Drop the images; return everything else in the listing below exactly.
* * * * * * * * *
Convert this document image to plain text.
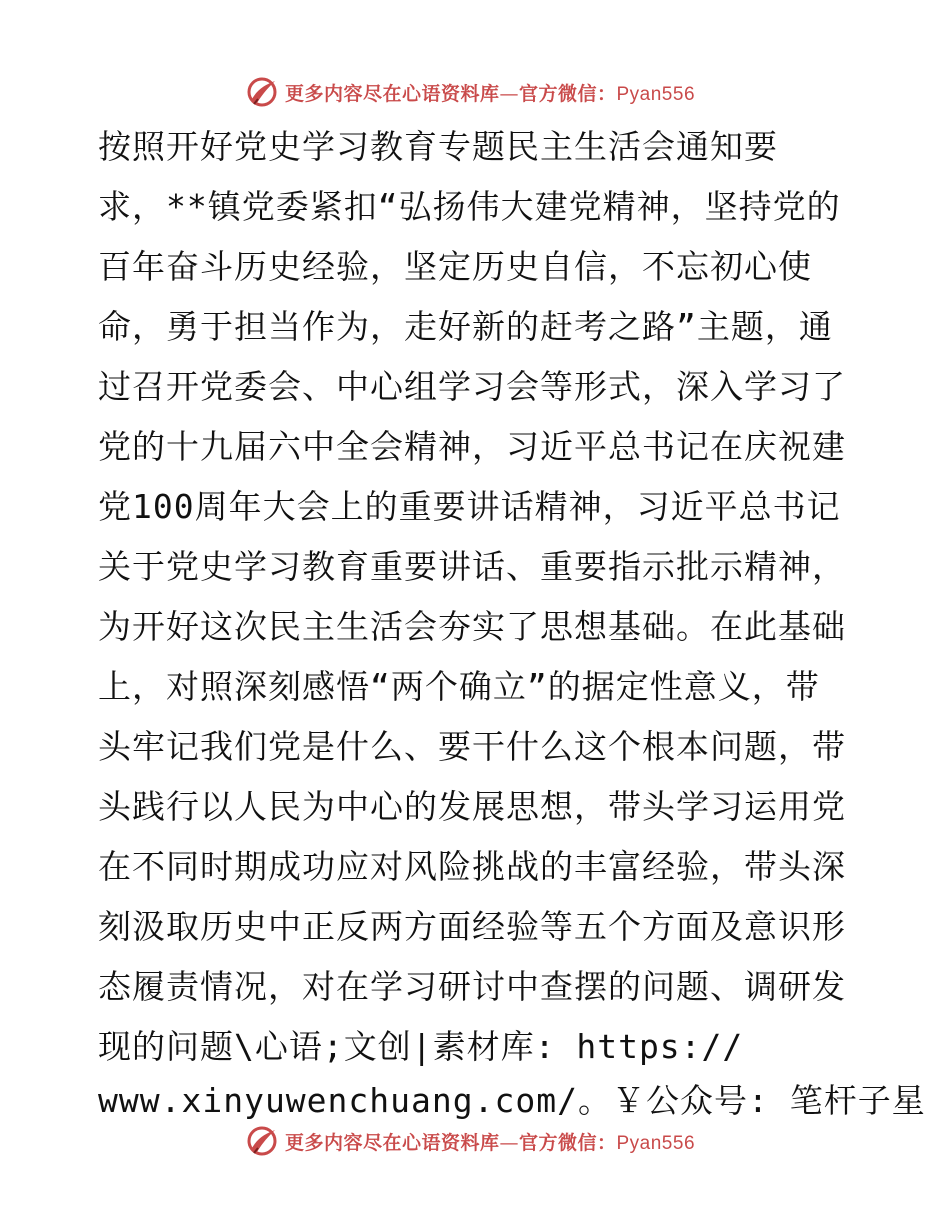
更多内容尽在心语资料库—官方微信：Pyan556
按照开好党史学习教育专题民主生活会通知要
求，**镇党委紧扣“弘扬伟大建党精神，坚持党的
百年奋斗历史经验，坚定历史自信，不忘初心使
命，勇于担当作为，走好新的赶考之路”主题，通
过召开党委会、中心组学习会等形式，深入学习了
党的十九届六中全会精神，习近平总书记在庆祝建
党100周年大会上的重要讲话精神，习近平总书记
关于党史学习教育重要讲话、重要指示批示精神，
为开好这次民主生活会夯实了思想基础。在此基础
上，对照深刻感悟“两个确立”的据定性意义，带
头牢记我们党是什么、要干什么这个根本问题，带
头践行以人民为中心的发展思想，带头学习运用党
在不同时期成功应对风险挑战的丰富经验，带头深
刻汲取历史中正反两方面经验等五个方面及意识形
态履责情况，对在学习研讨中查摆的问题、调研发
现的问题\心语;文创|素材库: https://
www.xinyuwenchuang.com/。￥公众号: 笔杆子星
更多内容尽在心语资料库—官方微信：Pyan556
* * * * * * * * *
Exercise result:
Convert this document image to plain text.
更多内容尽在心语资料库—官方微信：Pyan556
按照开好党史学习教育专题民主生活会通知要
求，**镇党委紧扣“弘扬伟大建党精神，坚持党的
百年奋斗历史经验，坚定历史自信，不忘初心使
命，勇于担当作为，走好新的赶考之路”主题，通
过召开党委会、中心组学习会等形式，深入学习了
党的十九届六中全会精神，习近平总书记在庆祝建
党100周年大会上的重要讲话精神，习近平总书记
关于党史学习教育重要讲话、重要指示批示精神，
为开好这次民主生活会夯实了思想基础。在此基础
上，对照深刻感悟“两个确立”的据定性意义，带
头牢记我们党是什么、要干什么这个根本问题，带
头践行以人民为中心的发展思想，带头学习运用党
在不同时期成功应对风险挑战的丰富经验，带头深
刻汲取历史中正反两方面经验等五个方面及意识形
态履责情况，对在学习研讨中查摆的问题、调研发
现的问题\心语;文创|素材库: https://
www.xinyuwenchuang.com/。￥公众号: 笔杆子星
更多内容尽在心语资料库—官方微信：Pyan556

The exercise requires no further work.